Data entries start

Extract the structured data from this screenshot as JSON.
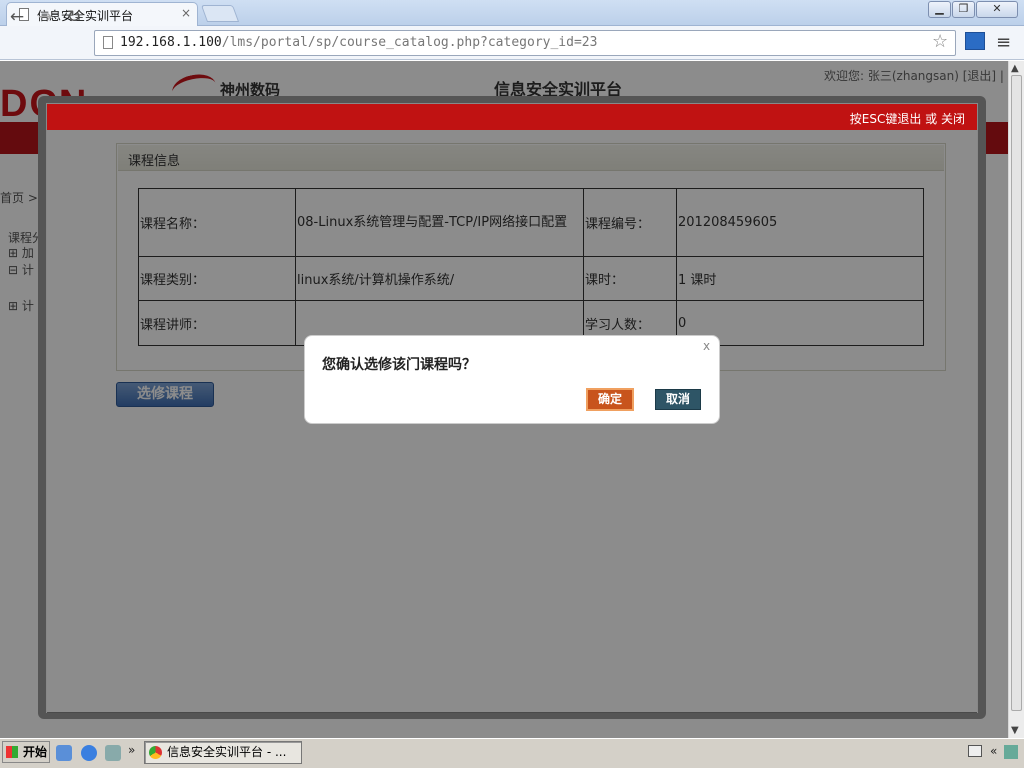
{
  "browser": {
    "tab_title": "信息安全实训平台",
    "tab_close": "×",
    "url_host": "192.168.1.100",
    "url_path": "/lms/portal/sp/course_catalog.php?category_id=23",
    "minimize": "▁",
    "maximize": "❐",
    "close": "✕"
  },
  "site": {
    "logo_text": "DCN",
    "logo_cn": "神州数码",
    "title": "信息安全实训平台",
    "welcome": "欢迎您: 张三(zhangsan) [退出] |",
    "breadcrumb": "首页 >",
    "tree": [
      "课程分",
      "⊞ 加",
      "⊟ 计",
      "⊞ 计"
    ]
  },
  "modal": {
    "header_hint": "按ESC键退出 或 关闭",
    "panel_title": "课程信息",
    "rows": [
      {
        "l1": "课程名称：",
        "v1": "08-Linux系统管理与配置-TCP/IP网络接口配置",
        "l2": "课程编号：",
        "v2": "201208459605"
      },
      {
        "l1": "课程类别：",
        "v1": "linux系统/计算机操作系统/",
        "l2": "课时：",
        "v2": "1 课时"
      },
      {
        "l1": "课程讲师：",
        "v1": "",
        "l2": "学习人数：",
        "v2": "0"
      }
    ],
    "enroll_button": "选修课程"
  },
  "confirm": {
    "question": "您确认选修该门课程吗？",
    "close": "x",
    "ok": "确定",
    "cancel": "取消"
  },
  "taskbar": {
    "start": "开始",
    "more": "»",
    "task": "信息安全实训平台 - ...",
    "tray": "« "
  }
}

Data entries end

*Aim of the exercise*
Quote the records above exactly, leaving out any pictures.

*Expected answer*
Extract the structured data from this screenshot as JSON.
{
  "browser": {
    "tab_title": "信息安全实训平台",
    "tab_close": "×",
    "url_host": "192.168.1.100",
    "url_path": "/lms/portal/sp/course_catalog.php?category_id=23",
    "minimize": "▁",
    "maximize": "❐",
    "close": "✕"
  },
  "site": {
    "logo_text": "DCN",
    "logo_cn": "神州数码",
    "title": "信息安全实训平台",
    "welcome": "欢迎您: 张三(zhangsan) [退出] |",
    "breadcrumb": "首页 >",
    "tree": [
      "课程分",
      "⊞ 加",
      "⊟ 计",
      "⊞ 计"
    ]
  },
  "modal": {
    "header_hint": "按ESC键退出 或 关闭",
    "panel_title": "课程信息",
    "rows": [
      {
        "l1": "课程名称：",
        "v1": "08-Linux系统管理与配置-TCP/IP网络接口配置",
        "l2": "课程编号：",
        "v2": "201208459605"
      },
      {
        "l1": "课程类别：",
        "v1": "linux系统/计算机操作系统/",
        "l2": "课时：",
        "v2": "1 课时"
      },
      {
        "l1": "课程讲师：",
        "v1": "",
        "l2": "学习人数：",
        "v2": "0"
      }
    ],
    "enroll_button": "选修课程"
  },
  "confirm": {
    "question": "您确认选修该门课程吗？",
    "close": "x",
    "ok": "确定",
    "cancel": "取消"
  },
  "taskbar": {
    "start": "开始",
    "more": "»",
    "task": "信息安全实训平台 - ...",
    "tray": "« "
  }
}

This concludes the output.